[Begin]
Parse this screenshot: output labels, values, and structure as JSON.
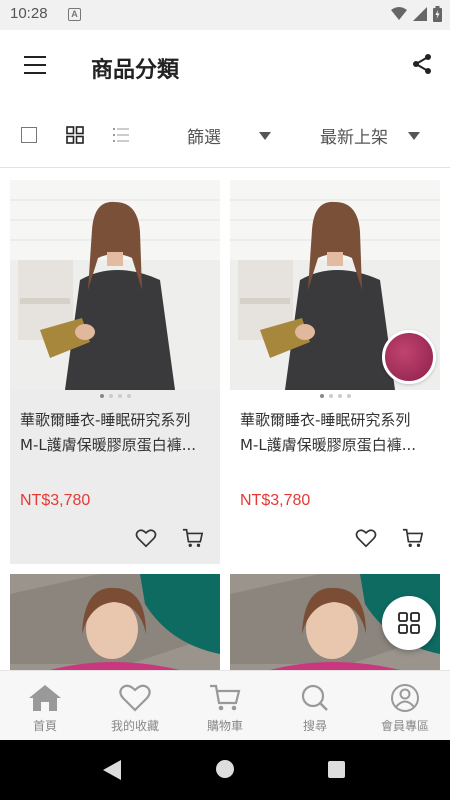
{
  "status_bar": {
    "time": "10:28",
    "notification": "A"
  },
  "header": {
    "title": "商品分類"
  },
  "toolbar": {
    "filter_label": "篩選",
    "sort_label": "最新上架"
  },
  "products": [
    {
      "name_line1": "華歌爾睡衣-睡眠研究系列",
      "name_line2": "M-L護膚保暖膠原蛋白褲...",
      "price": "NT$3,780"
    },
    {
      "name_line1": "華歌爾睡衣-睡眠研究系列",
      "name_line2": "M-L護膚保暖膠原蛋白褲...",
      "price": "NT$3,780"
    }
  ],
  "bottom_nav": [
    {
      "label": "首頁",
      "icon": "home-icon"
    },
    {
      "label": "我的收藏",
      "icon": "heart-icon"
    },
    {
      "label": "購物車",
      "icon": "cart-icon"
    },
    {
      "label": "搜尋",
      "icon": "search-icon"
    },
    {
      "label": "會員專區",
      "icon": "user-icon"
    }
  ],
  "colors": {
    "price": "#e53935",
    "swatch": "#a8305e"
  }
}
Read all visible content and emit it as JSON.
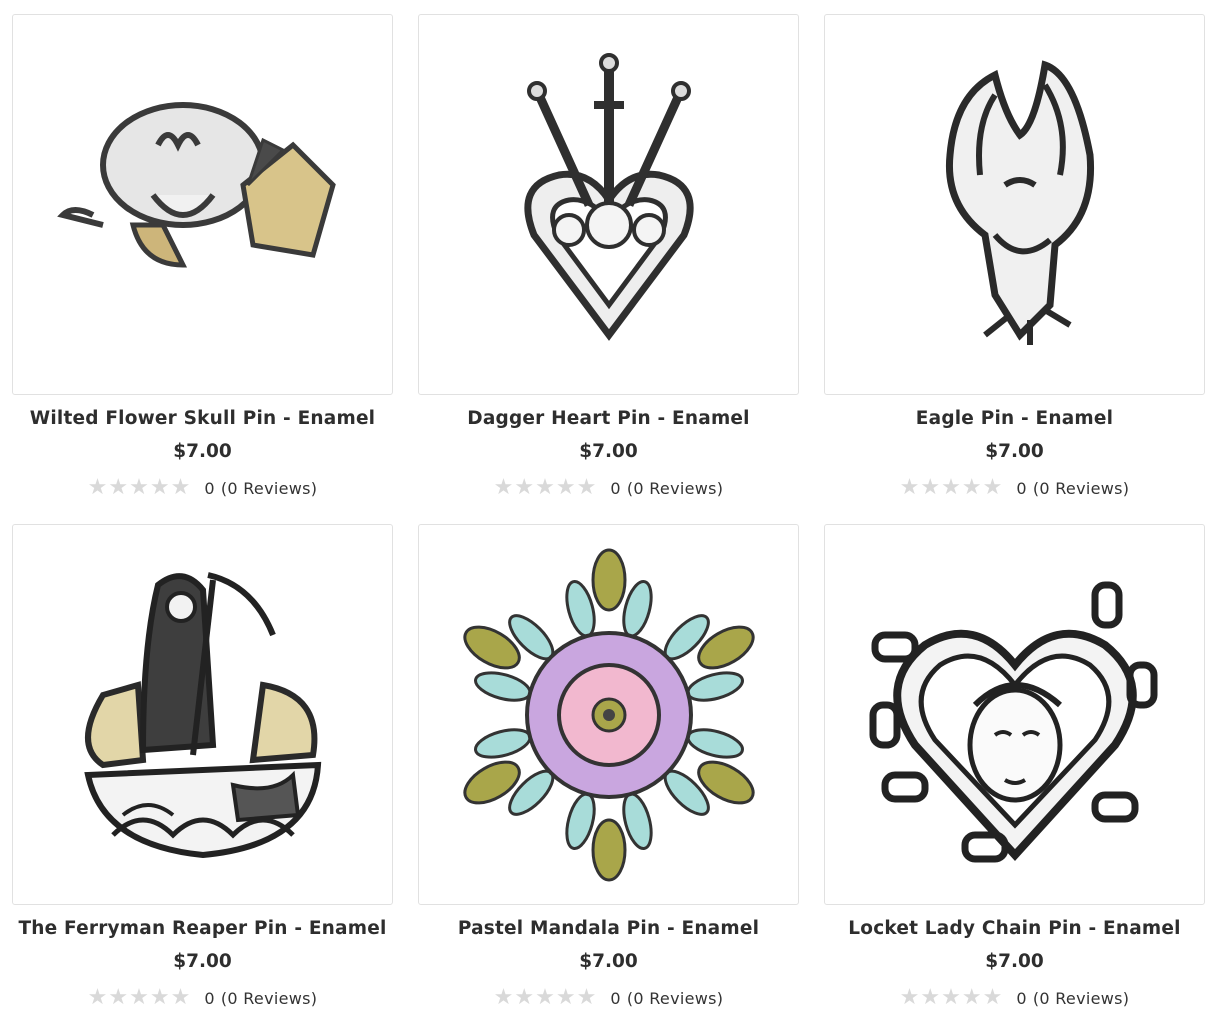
{
  "products": [
    {
      "title": "Wilted Flower Skull Pin - Enamel",
      "price": "$7.00",
      "rating": "0",
      "reviews": "(0 Reviews)",
      "image_icon": "wilted-flower-skull-pin-image"
    },
    {
      "title": "Dagger Heart Pin - Enamel",
      "price": "$7.00",
      "rating": "0",
      "reviews": "(0 Reviews)",
      "image_icon": "dagger-heart-pin-image"
    },
    {
      "title": "Eagle Pin - Enamel",
      "price": "$7.00",
      "rating": "0",
      "reviews": "(0 Reviews)",
      "image_icon": "eagle-pin-image"
    },
    {
      "title": "The Ferryman Reaper Pin - Enamel",
      "price": "$7.00",
      "rating": "0",
      "reviews": "(0 Reviews)",
      "image_icon": "ferryman-reaper-pin-image"
    },
    {
      "title": "Pastel Mandala Pin - Enamel",
      "price": "$7.00",
      "rating": "0",
      "reviews": "(0 Reviews)",
      "image_icon": "pastel-mandala-pin-image"
    },
    {
      "title": "Locket Lady Chain Pin - Enamel",
      "price": "$7.00",
      "rating": "0",
      "reviews": "(0 Reviews)",
      "image_icon": "locket-lady-chain-pin-image"
    }
  ],
  "colors": {
    "border": "#e1e1e1",
    "star_empty": "#d9d9d9",
    "text": "#2e2e2e",
    "silver": "#c9c9c9",
    "gold": "#d8c48a",
    "mandala_purple": "#c9a6df",
    "mandala_teal": "#a8dcd9",
    "mandala_olive": "#a9a64a",
    "mandala_pink": "#f2b8cf"
  }
}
[End]
Output nothing but the number of lines in the data containing the string "Enamel".

6